* [GOAL OF THE EXERCISE]
Your task is to restate the data word for word.
===
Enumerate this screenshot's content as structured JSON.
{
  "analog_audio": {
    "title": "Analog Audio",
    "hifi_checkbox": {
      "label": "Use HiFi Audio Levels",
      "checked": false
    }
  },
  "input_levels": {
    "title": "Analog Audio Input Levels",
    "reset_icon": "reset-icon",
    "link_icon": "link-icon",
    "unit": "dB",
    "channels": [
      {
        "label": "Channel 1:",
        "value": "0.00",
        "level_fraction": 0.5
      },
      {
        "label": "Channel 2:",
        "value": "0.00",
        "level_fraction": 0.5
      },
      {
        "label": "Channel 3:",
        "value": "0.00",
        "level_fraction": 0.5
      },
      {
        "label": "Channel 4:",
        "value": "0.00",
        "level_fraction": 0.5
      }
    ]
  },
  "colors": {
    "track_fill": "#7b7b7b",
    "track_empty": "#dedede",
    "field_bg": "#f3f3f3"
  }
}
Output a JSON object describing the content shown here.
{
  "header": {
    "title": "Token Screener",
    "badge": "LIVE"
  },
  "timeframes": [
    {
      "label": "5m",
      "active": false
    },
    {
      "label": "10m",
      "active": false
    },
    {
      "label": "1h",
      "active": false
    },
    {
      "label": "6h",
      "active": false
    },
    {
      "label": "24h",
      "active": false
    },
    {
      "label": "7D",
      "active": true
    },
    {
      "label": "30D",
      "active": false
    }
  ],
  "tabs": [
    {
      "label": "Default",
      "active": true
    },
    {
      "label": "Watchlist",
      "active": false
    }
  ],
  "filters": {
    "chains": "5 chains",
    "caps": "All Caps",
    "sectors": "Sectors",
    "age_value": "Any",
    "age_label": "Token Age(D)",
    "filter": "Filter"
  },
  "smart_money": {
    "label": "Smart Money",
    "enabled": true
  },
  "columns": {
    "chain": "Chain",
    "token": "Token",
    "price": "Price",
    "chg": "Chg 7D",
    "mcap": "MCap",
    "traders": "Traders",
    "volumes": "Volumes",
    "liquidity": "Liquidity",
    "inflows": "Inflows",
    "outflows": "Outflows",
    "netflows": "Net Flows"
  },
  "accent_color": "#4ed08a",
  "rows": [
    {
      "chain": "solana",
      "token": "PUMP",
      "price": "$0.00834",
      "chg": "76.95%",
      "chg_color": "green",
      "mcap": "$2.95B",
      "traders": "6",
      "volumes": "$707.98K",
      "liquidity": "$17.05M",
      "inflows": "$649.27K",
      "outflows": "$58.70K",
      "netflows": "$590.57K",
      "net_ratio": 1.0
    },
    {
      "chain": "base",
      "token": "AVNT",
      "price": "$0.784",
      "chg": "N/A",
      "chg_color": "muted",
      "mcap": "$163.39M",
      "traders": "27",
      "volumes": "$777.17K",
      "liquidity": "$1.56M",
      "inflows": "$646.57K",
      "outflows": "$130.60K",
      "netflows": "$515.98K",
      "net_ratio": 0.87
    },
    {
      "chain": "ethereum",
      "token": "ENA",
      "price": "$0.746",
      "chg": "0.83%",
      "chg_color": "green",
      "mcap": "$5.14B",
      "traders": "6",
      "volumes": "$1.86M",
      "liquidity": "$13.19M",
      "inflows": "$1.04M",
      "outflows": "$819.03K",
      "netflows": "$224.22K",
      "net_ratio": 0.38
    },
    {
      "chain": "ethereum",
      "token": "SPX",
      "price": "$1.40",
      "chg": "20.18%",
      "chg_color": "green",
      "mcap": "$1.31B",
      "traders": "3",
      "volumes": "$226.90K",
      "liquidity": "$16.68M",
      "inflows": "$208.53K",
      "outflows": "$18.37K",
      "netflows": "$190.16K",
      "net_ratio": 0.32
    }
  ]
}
===
* [RESULT BELOW]
Enumerate this screenshot's content as structured JSON.
{
  "analog_audio": {
    "title": "Analog Audio",
    "hifi_checkbox": {
      "label": "Use HiFi Audio Levels",
      "checked": false
    }
  },
  "input_levels": {
    "title": "Analog Audio Input Levels",
    "reset_icon": "reset-icon",
    "link_icon": "link-icon",
    "unit": "dB",
    "channels": [
      {
        "label": "Channel 1:",
        "value": "0.00",
        "level_fraction": 0.5
      },
      {
        "label": "Channel 2:",
        "value": "0.00",
        "level_fraction": 0.5
      },
      {
        "label": "Channel 3:",
        "value": "0.00",
        "level_fraction": 0.5
      },
      {
        "label": "Channel 4:",
        "value": "0.00",
        "level_fraction": 0.5
      }
    ]
  },
  "colors": {
    "track_fill": "#7b7b7b",
    "track_empty": "#dedede",
    "field_bg": "#f3f3f3"
  }
}
Output a JSON object describing the content shown here.
{
  "header": {
    "title": "Token Screener",
    "badge": "LIVE"
  },
  "timeframes": [
    {
      "label": "5m",
      "active": false
    },
    {
      "label": "10m",
      "active": false
    },
    {
      "label": "1h",
      "active": false
    },
    {
      "label": "6h",
      "active": false
    },
    {
      "label": "24h",
      "active": false
    },
    {
      "label": "7D",
      "active": true
    },
    {
      "label": "30D",
      "active": false
    }
  ],
  "tabs": [
    {
      "label": "Default",
      "active": true
    },
    {
      "label": "Watchlist",
      "active": false
    }
  ],
  "filters": {
    "chains": "5 chains",
    "caps": "All Caps",
    "sectors": "Sectors",
    "age_value": "Any",
    "age_label": "Token Age(D)",
    "filter": "Filter"
  },
  "smart_money": {
    "label": "Smart Money",
    "enabled": true
  },
  "columns": {
    "chain": "Chain",
    "token": "Token",
    "price": "Price",
    "chg": "Chg 7D",
    "mcap": "MCap",
    "traders": "Traders",
    "volumes": "Volumes",
    "liquidity": "Liquidity",
    "inflows": "Inflows",
    "outflows": "Outflows",
    "netflows": "Net Flows"
  },
  "accent_color": "#4ed08a",
  "rows": [
    {
      "chain": "solana",
      "token": "PUMP",
      "price": "$0.00834",
      "chg": "76.95%",
      "chg_color": "green",
      "mcap": "$2.95B",
      "traders": "6",
      "volumes": "$707.98K",
      "liquidity": "$17.05M",
      "inflows": "$649.27K",
      "outflows": "$58.70K",
      "netflows": "$590.57K",
      "net_ratio": 1.0
    },
    {
      "chain": "base",
      "token": "AVNT",
      "price": "$0.784",
      "chg": "N/A",
      "chg_color": "muted",
      "mcap": "$163.39M",
      "traders": "27",
      "volumes": "$777.17K",
      "liquidity": "$1.56M",
      "inflows": "$646.57K",
      "outflows": "$130.60K",
      "netflows": "$515.98K",
      "net_ratio": 0.87
    },
    {
      "chain": "ethereum",
      "token": "ENA",
      "price": "$0.746",
      "chg": "0.83%",
      "chg_color": "green",
      "mcap": "$5.14B",
      "traders": "6",
      "volumes": "$1.86M",
      "liquidity": "$13.19M",
      "inflows": "$1.04M",
      "outflows": "$819.03K",
      "netflows": "$224.22K",
      "net_ratio": 0.38
    },
    {
      "chain": "ethereum",
      "token": "SPX",
      "price": "$1.40",
      "chg": "20.18%",
      "chg_color": "green",
      "mcap": "$1.31B",
      "traders": "3",
      "volumes": "$226.90K",
      "liquidity": "$16.68M",
      "inflows": "$208.53K",
      "outflows": "$18.37K",
      "netflows": "$190.16K",
      "net_ratio": 0.32
    }
  ]
}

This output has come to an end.